> [Problem] Reproduce all of the lines below word for word, omitting the pictures from your answer.
▼▼▼
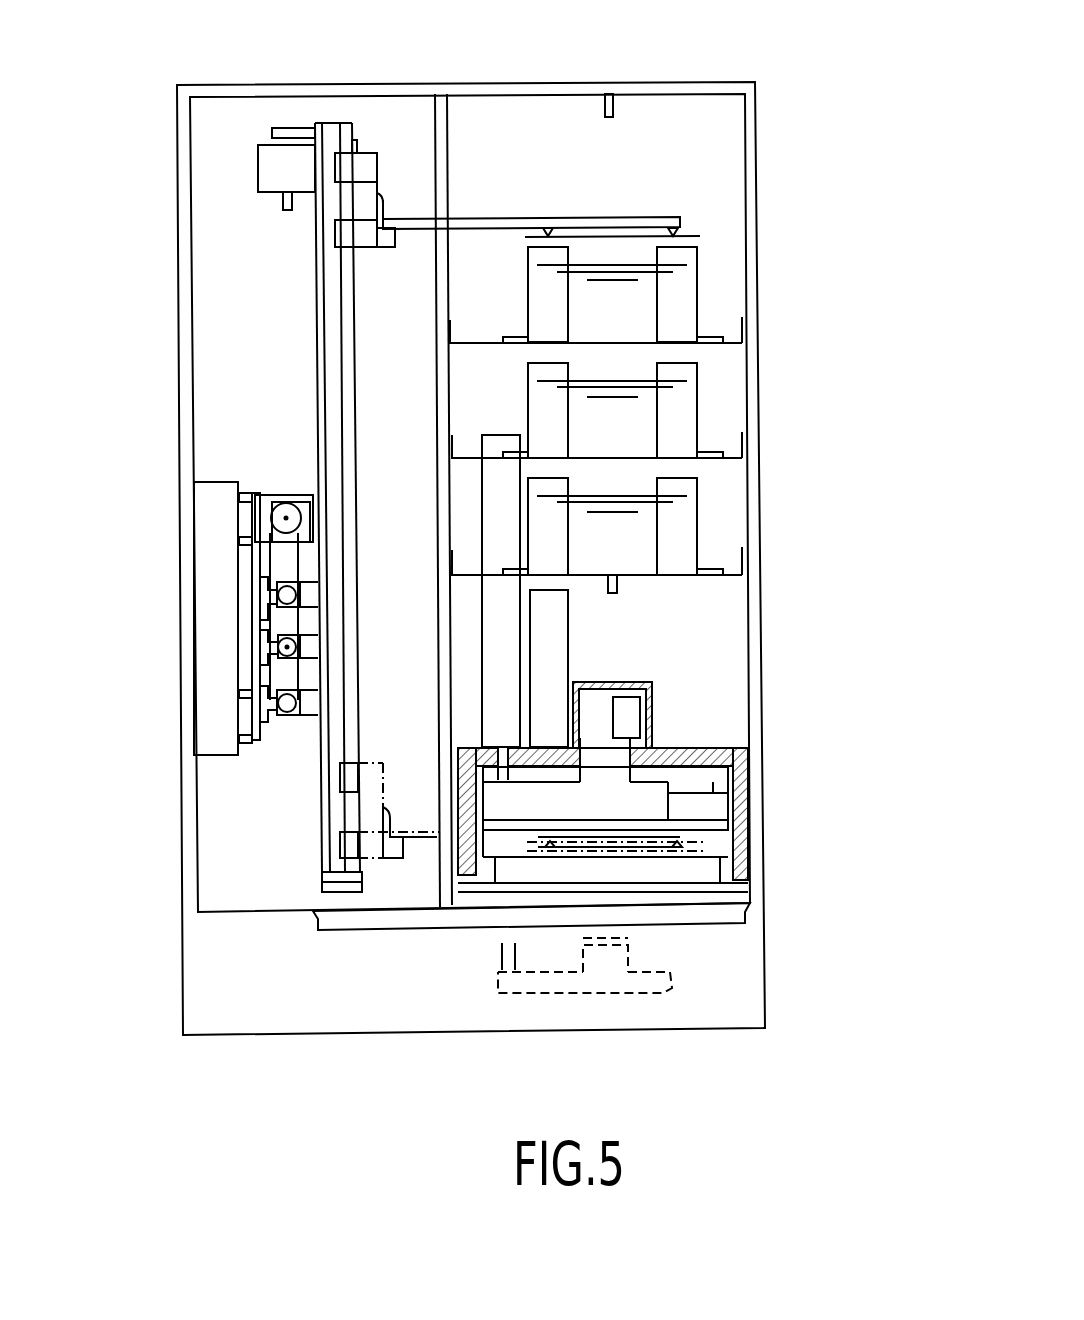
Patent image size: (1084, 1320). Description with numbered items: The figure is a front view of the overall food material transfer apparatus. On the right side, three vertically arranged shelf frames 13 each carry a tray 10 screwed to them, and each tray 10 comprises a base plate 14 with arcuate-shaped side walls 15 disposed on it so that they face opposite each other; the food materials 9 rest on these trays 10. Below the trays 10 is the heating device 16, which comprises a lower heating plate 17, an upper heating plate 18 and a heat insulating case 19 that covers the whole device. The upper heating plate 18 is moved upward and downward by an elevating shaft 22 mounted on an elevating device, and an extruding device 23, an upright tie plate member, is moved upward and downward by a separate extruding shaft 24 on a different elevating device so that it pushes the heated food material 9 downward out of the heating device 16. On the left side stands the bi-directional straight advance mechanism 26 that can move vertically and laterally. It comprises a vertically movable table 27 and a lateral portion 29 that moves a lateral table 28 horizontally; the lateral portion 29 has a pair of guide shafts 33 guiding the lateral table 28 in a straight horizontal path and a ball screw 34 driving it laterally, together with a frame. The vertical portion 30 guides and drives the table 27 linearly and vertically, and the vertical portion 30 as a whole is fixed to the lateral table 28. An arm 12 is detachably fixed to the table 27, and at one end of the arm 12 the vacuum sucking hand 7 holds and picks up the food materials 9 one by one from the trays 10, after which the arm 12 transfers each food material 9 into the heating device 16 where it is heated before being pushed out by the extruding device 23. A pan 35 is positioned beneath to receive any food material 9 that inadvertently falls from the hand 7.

The vacuum sucking hand 7 is at (637, 217).
The food material 9 is at (612, 265).
The tray 10 is at (710, 258).
The arm 12 is at (487, 217).
The shelf frame 13 is at (744, 318).
The base plate 14 is at (712, 297).
The arcuate-shaped side wall 15 is at (711, 343).
The heating device 16 is at (497, 763).
The lower heating plate 17 is at (703, 871).
The upper heating plate 18 is at (703, 803).
The heat insulating case 19 is at (745, 748).
The elevating shaft 22 is at (545, 630).
The extruding device 23 is at (600, 787).
The extruding shaft 24 is at (498, 775).
The bi-directional straight advance mechanism 26 is at (327, 122).
The vertically movable table 27 is at (345, 233).
The lateral table 28 is at (208, 528).
The lateral portion 29 is at (293, 717).
The vertical portion 30 is at (335, 396).
The guide shaft 33 is at (280, 588).
The ball screw 34 is at (280, 645).
The pan 35 is at (717, 922).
▲▲▲
> [Right answer]
Patent image size: (1084, 1320). Description with numbered items: The figure is a front view of the overall food material transfer apparatus. On the right side, three vertically arranged shelf frames 13 each carry a tray 10 screwed to them, and each tray 10 comprises a base plate 14 with arcuate-shaped side walls 15 disposed on it so that they face opposite each other; the food materials 9 rest on these trays 10. Below the trays 10 is the heating device 16, which comprises a lower heating plate 17, an upper heating plate 18 and a heat insulating case 19 that covers the whole device. The upper heating plate 18 is moved upward and downward by an elevating shaft 22 mounted on an elevating device, and an extruding device 23, an upright tie plate member, is moved upward and downward by a separate extruding shaft 24 on a different elevating device so that it pushes the heated food material 9 downward out of the heating device 16. On the left side stands the bi-directional straight advance mechanism 26 that can move vertically and laterally. It comprises a vertically movable table 27 and a lateral portion 29 that moves a lateral table 28 horizontally; the lateral portion 29 has a pair of guide shafts 33 guiding the lateral table 28 in a straight horizontal path and a ball screw 34 driving it laterally, together with a frame. The vertical portion 30 guides and drives the table 27 linearly and vertically, and the vertical portion 30 as a whole is fixed to the lateral table 28. An arm 12 is detachably fixed to the table 27, and at one end of the arm 12 the vacuum sucking hand 7 holds and picks up the food materials 9 one by one from the trays 10, after which the arm 12 transfers each food material 9 into the heating device 16 where it is heated before being pushed out by the extruding device 23. A pan 35 is positioned beneath to receive any food material 9 that inadvertently falls from the hand 7.

The vacuum sucking hand 7 is at (637, 217).
The food material 9 is at (612, 265).
The tray 10 is at (710, 258).
The arm 12 is at (487, 217).
The shelf frame 13 is at (744, 318).
The base plate 14 is at (712, 297).
The arcuate-shaped side wall 15 is at (711, 343).
The heating device 16 is at (497, 763).
The lower heating plate 17 is at (703, 871).
The upper heating plate 18 is at (703, 803).
The heat insulating case 19 is at (745, 748).
The elevating shaft 22 is at (545, 630).
The extruding device 23 is at (600, 787).
The extruding shaft 24 is at (498, 775).
The bi-directional straight advance mechanism 26 is at (327, 122).
The vertically movable table 27 is at (345, 233).
The lateral table 28 is at (208, 528).
The lateral portion 29 is at (293, 717).
The vertical portion 30 is at (335, 396).
The guide shaft 33 is at (280, 588).
The ball screw 34 is at (280, 645).
The pan 35 is at (717, 922).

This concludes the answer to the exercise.